■ **Aim of the task**: Show all lines holding "Dividend".

* Begin *

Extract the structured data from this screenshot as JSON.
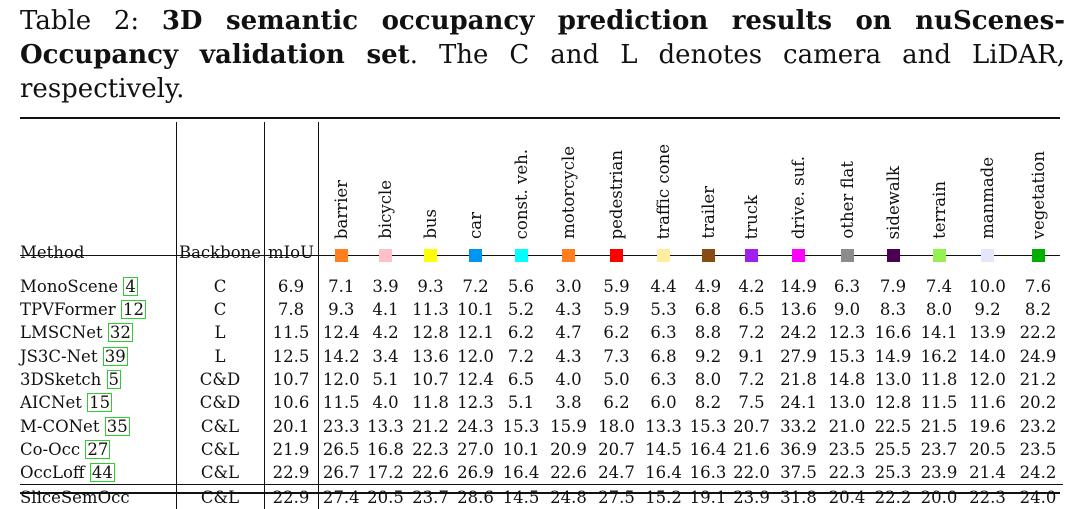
{
  "caption": {
    "label": "Table 2:",
    "title": "3D semantic occupancy prediction results on nuScenes-Occupancy validation set",
    "rest": ". The C and L denotes camera and LiDAR, respectively."
  },
  "table": {
    "headers": {
      "method": "Method",
      "backbone": "Backbone",
      "miou": "mIoU"
    },
    "classes": [
      {
        "name": "barrier",
        "color": "#ff7f1e"
      },
      {
        "name": "bicycle",
        "color": "#ffc0cb"
      },
      {
        "name": "bus",
        "color": "#ffff00"
      },
      {
        "name": "car",
        "color": "#0096f0"
      },
      {
        "name": "const. veh.",
        "color": "#00ffff"
      },
      {
        "name": "motorcycle",
        "color": "#ff7f1e"
      },
      {
        "name": "pedestrian",
        "color": "#ff0000"
      },
      {
        "name": "traffic cone",
        "color": "#ffeea0"
      },
      {
        "name": "trailer",
        "color": "#874b14"
      },
      {
        "name": "truck",
        "color": "#a020f0"
      },
      {
        "name": "drive. suf.",
        "color": "#ff00ff"
      },
      {
        "name": "other flat",
        "color": "#8c8c8c"
      },
      {
        "name": "sidewalk",
        "color": "#4b0050"
      },
      {
        "name": "terrain",
        "color": "#96f050"
      },
      {
        "name": "manmade",
        "color": "#e6e6fa"
      },
      {
        "name": "vegetation",
        "color": "#00af00"
      }
    ],
    "rows": [
      {
        "method": "MonoScene",
        "cite": "4",
        "backbone": "C",
        "miou": "6.9",
        "values": [
          "7.1",
          "3.9",
          "9.3",
          "7.2",
          "5.6",
          "3.0",
          "5.9",
          "4.4",
          "4.9",
          "4.2",
          "14.9",
          "6.3",
          "7.9",
          "7.4",
          "10.0",
          "7.6"
        ]
      },
      {
        "method": "TPVFormer",
        "cite": "12",
        "backbone": "C",
        "miou": "7.8",
        "values": [
          "9.3",
          "4.1",
          "11.3",
          "10.1",
          "5.2",
          "4.3",
          "5.9",
          "5.3",
          "6.8",
          "6.5",
          "13.6",
          "9.0",
          "8.3",
          "8.0",
          "9.2",
          "8.2"
        ]
      },
      {
        "method": "LMSCNet",
        "cite": "32",
        "backbone": "L",
        "miou": "11.5",
        "values": [
          "12.4",
          "4.2",
          "12.8",
          "12.1",
          "6.2",
          "4.7",
          "6.2",
          "6.3",
          "8.8",
          "7.2",
          "24.2",
          "12.3",
          "16.6",
          "14.1",
          "13.9",
          "22.2"
        ]
      },
      {
        "method": "JS3C-Net",
        "cite": "39",
        "backbone": "L",
        "miou": "12.5",
        "values": [
          "14.2",
          "3.4",
          "13.6",
          "12.0",
          "7.2",
          "4.3",
          "7.3",
          "6.8",
          "9.2",
          "9.1",
          "27.9",
          "15.3",
          "14.9",
          "16.2",
          "14.0",
          "24.9"
        ],
        "bold": [
          15
        ]
      },
      {
        "method": "3DSketch",
        "cite": "5",
        "backbone": "C&D",
        "miou": "10.7",
        "values": [
          "12.0",
          "5.1",
          "10.7",
          "12.4",
          "6.5",
          "4.0",
          "5.0",
          "6.3",
          "8.0",
          "7.2",
          "21.8",
          "14.8",
          "13.0",
          "11.8",
          "12.0",
          "21.2"
        ]
      },
      {
        "method": "AICNet",
        "cite": "15",
        "backbone": "C&D",
        "miou": "10.6",
        "values": [
          "11.5",
          "4.0",
          "11.8",
          "12.3",
          "5.1",
          "3.8",
          "6.2",
          "6.0",
          "8.2",
          "7.5",
          "24.1",
          "13.0",
          "12.8",
          "11.5",
          "11.6",
          "20.2"
        ]
      },
      {
        "method": "M-CONet",
        "cite": "35",
        "backbone": "C&L",
        "miou": "20.1",
        "values": [
          "23.3",
          "13.3",
          "21.2",
          "24.3",
          "15.3",
          "15.9",
          "18.0",
          "13.3",
          "15.3",
          "20.7",
          "33.2",
          "21.0",
          "22.5",
          "21.5",
          "19.6",
          "23.2"
        ]
      },
      {
        "method": "Co-Occ",
        "cite": "27",
        "backbone": "C&L",
        "miou": "21.9",
        "values": [
          "26.5",
          "16.8",
          "22.3",
          "27.0",
          "10.1",
          "20.9",
          "20.7",
          "14.5",
          "16.4",
          "21.6",
          "36.9",
          "23.5",
          "25.5",
          "23.7",
          "20.5",
          "23.5"
        ],
        "bold": [
          11,
          12
        ]
      },
      {
        "method": "OccLoff",
        "cite": "44",
        "backbone": "C&L",
        "miou": "22.9",
        "miou_bold": true,
        "values": [
          "26.7",
          "17.2",
          "22.6",
          "26.9",
          "16.4",
          "22.6",
          "24.7",
          "16.4",
          "16.3",
          "22.0",
          "37.5",
          "22.3",
          "25.3",
          "23.9",
          "21.4",
          "24.2"
        ],
        "bold": [
          4,
          10,
          13
        ]
      },
      {
        "method": "SliceSemOcc",
        "cite": "",
        "backbone": "C&L",
        "miou": "22.9",
        "miou_bold": true,
        "values": [
          "27.4",
          "20.5",
          "23.7",
          "28.6",
          "14.5",
          "24.8",
          "27.5",
          "15.2",
          "19.1",
          "23.9",
          "31.8",
          "20.4",
          "22.2",
          "20.0",
          "22.3",
          "24.0"
        ],
        "bold": [
          0,
          1,
          2,
          3,
          5,
          6,
          7,
          8,
          9,
          14
        ]
      }
    ]
  }
}
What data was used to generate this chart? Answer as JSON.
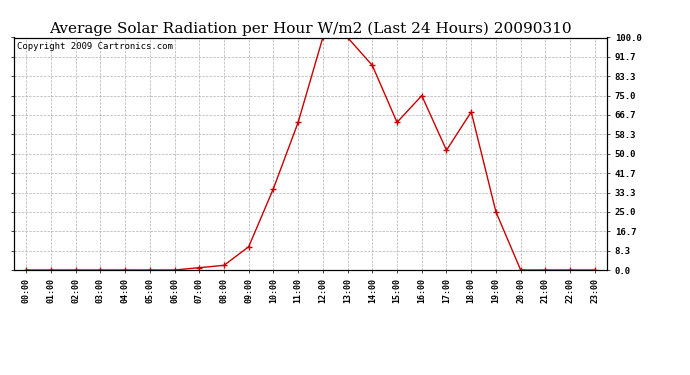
{
  "title": "Average Solar Radiation per Hour W/m2 (Last 24 Hours) 20090310",
  "copyright": "Copyright 2009 Cartronics.com",
  "hours": [
    0,
    1,
    2,
    3,
    4,
    5,
    6,
    7,
    8,
    9,
    10,
    11,
    12,
    13,
    14,
    15,
    16,
    17,
    18,
    19,
    20,
    21,
    22,
    23
  ],
  "values": [
    0.0,
    0.0,
    0.0,
    0.0,
    0.0,
    0.0,
    0.0,
    1.0,
    2.0,
    10.0,
    35.0,
    63.5,
    100.0,
    100.0,
    88.0,
    63.5,
    75.0,
    51.5,
    68.0,
    25.0,
    0.0,
    0.0,
    0.0,
    0.0
  ],
  "line_color": "#cc0000",
  "marker_color": "#cc0000",
  "bg_color": "#ffffff",
  "plot_bg_color": "#ffffff",
  "grid_color": "#aaaaaa",
  "ymin": 0.0,
  "ymax": 100.0,
  "yticks": [
    0.0,
    8.3,
    16.7,
    25.0,
    33.3,
    41.7,
    50.0,
    58.3,
    66.7,
    75.0,
    83.3,
    91.7,
    100.0
  ],
  "title_fontsize": 11,
  "copyright_fontsize": 6.5
}
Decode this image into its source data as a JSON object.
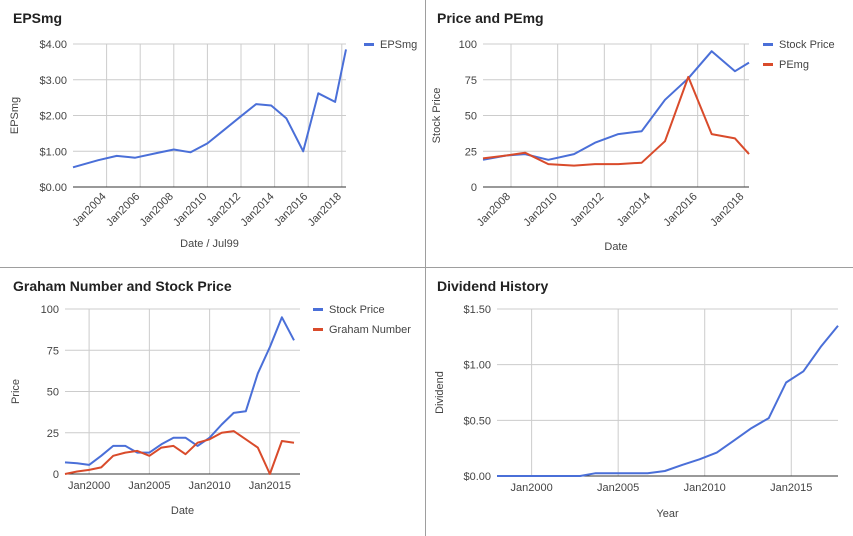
{
  "chart_data": [
    {
      "type": "line",
      "title": "EPSmg",
      "xlabel": "Date / Jul99",
      "ylabel": "EPSmg",
      "xlim": [
        2002.0,
        2018.25
      ],
      "ylim": [
        0,
        4
      ],
      "yticks": [
        0,
        1,
        2,
        3,
        4
      ],
      "ytick_labels": [
        "$0.00",
        "$1.00",
        "$2.00",
        "$3.00",
        "$4.00"
      ],
      "xticks": [
        2004,
        2006,
        2008,
        2010,
        2012,
        2014,
        2016,
        2018
      ],
      "xtick_labels": [
        "Jan2004",
        "Jan2006",
        "Jan2008",
        "Jan2010",
        "Jan2012",
        "Jan2014",
        "Jan2016",
        "Jan2018"
      ],
      "xtick_rotated": true,
      "grid": true,
      "legend": "right",
      "series": [
        {
          "name": "EPSmg",
          "color": "#4a6fd8",
          "x": [
            2002.0,
            2003.5,
            2004.6,
            2005.7,
            2007.0,
            2008.0,
            2009.0,
            2010.0,
            2011.0,
            2012.0,
            2012.9,
            2013.8,
            2014.7,
            2015.7,
            2016.6,
            2017.6,
            2018.25
          ],
          "y": [
            0.55,
            0.75,
            0.87,
            0.82,
            0.95,
            1.05,
            0.97,
            1.22,
            1.6,
            1.98,
            2.32,
            2.28,
            1.92,
            1.0,
            2.62,
            2.38,
            3.85
          ]
        }
      ]
    },
    {
      "type": "line",
      "title": "Price and PEmg",
      "xlabel": "Date",
      "ylabel": "Stock Price",
      "xlim": [
        2006.8,
        2018.2
      ],
      "ylim": [
        0,
        100
      ],
      "yticks": [
        0,
        25,
        50,
        75,
        100
      ],
      "ytick_labels": [
        "0",
        "25",
        "50",
        "75",
        "100"
      ],
      "xticks": [
        2008,
        2010,
        2012,
        2014,
        2016,
        2018
      ],
      "xtick_labels": [
        "Jan2008",
        "Jan2010",
        "Jan2012",
        "Jan2014",
        "Jan2016",
        "Jan2018"
      ],
      "xtick_rotated": true,
      "grid": true,
      "legend": "right",
      "series": [
        {
          "name": "Stock Price",
          "color": "#4a6fd8",
          "x": [
            2006.8,
            2007.8,
            2008.6,
            2009.6,
            2010.7,
            2011.6,
            2012.6,
            2013.6,
            2014.6,
            2015.6,
            2016.6,
            2017.6,
            2018.2
          ],
          "y": [
            19,
            22,
            23,
            19,
            23,
            31,
            37,
            39,
            61,
            76,
            95,
            81,
            87
          ]
        },
        {
          "name": "PEmg",
          "color": "#d94b2b",
          "x": [
            2006.8,
            2007.8,
            2008.6,
            2009.6,
            2010.7,
            2011.6,
            2012.6,
            2013.6,
            2014.6,
            2015.6,
            2016.6,
            2017.6,
            2018.2
          ],
          "y": [
            20,
            22,
            24,
            16,
            15,
            16,
            16,
            17,
            32,
            77,
            37,
            34,
            23
          ]
        }
      ]
    },
    {
      "type": "line",
      "title": "Graham Number and Stock Price",
      "xlabel": "Date",
      "ylabel": "Price",
      "xlim": [
        1998.0,
        2017.5
      ],
      "ylim": [
        0,
        100
      ],
      "yticks": [
        0,
        25,
        50,
        75,
        100
      ],
      "ytick_labels": [
        "0",
        "25",
        "50",
        "75",
        "100"
      ],
      "xticks": [
        2000,
        2005,
        2010,
        2015
      ],
      "xtick_labels": [
        "Jan2000",
        "Jan2005",
        "Jan2010",
        "Jan2015"
      ],
      "xtick_rotated": false,
      "grid": true,
      "legend": "right",
      "series": [
        {
          "name": "Stock Price",
          "color": "#4a6fd8",
          "x": [
            1998.0,
            1999.0,
            2000.0,
            2001.0,
            2002.0,
            2003.0,
            2004.0,
            2005.0,
            2006.0,
            2007.0,
            2008.0,
            2009.0,
            2010.0,
            2011.0,
            2012.0,
            2013.0,
            2014.0,
            2015.0,
            2016.0,
            2017.0
          ],
          "y": [
            7,
            6.5,
            5.5,
            11,
            17,
            17,
            13,
            13,
            18,
            22,
            22,
            17,
            22,
            30,
            37,
            38,
            61,
            77,
            95,
            81
          ]
        },
        {
          "name": "Graham Number",
          "color": "#d94b2b",
          "x": [
            1998.0,
            1999.0,
            2000.0,
            2001.0,
            2002.0,
            2003.0,
            2004.0,
            2005.0,
            2006.0,
            2007.0,
            2008.0,
            2009.0,
            2010.0,
            2011.0,
            2012.0,
            2013.0,
            2014.0,
            2015.0,
            2016.0,
            2017.0
          ],
          "y": [
            0,
            1.5,
            2.5,
            4,
            11,
            13,
            14,
            11,
            16,
            17,
            12,
            19,
            21,
            25,
            26,
            21,
            16,
            0,
            20,
            19
          ]
        }
      ]
    },
    {
      "type": "line",
      "title": "Dividend History",
      "xlabel": "Year",
      "ylabel": "Dividend",
      "xlim": [
        1998.0,
        2017.7
      ],
      "ylim": [
        0,
        1.5
      ],
      "yticks": [
        0,
        0.5,
        1.0,
        1.5
      ],
      "ytick_labels": [
        "$0.00",
        "$0.50",
        "$1.00",
        "$1.50"
      ],
      "xticks": [
        2000,
        2005,
        2010,
        2015
      ],
      "xtick_labels": [
        "Jan2000",
        "Jan2005",
        "Jan2010",
        "Jan2015"
      ],
      "xtick_rotated": false,
      "grid": true,
      "legend": "none",
      "series": [
        {
          "name": "",
          "color": "#4a6fd8",
          "x": [
            1998.0,
            2002.8,
            2003.7,
            2006.7,
            2007.7,
            2008.7,
            2009.7,
            2010.7,
            2011.7,
            2012.7,
            2013.7,
            2014.7,
            2015.7,
            2016.7,
            2017.7
          ],
          "y": [
            0.0,
            0.0,
            0.025,
            0.025,
            0.045,
            0.1,
            0.15,
            0.21,
            0.32,
            0.43,
            0.52,
            0.84,
            0.94,
            1.16,
            1.35
          ]
        }
      ]
    }
  ]
}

* End *

■ **Correct result**:
      "title": "Dividend History",
      "ylabel": "Dividend",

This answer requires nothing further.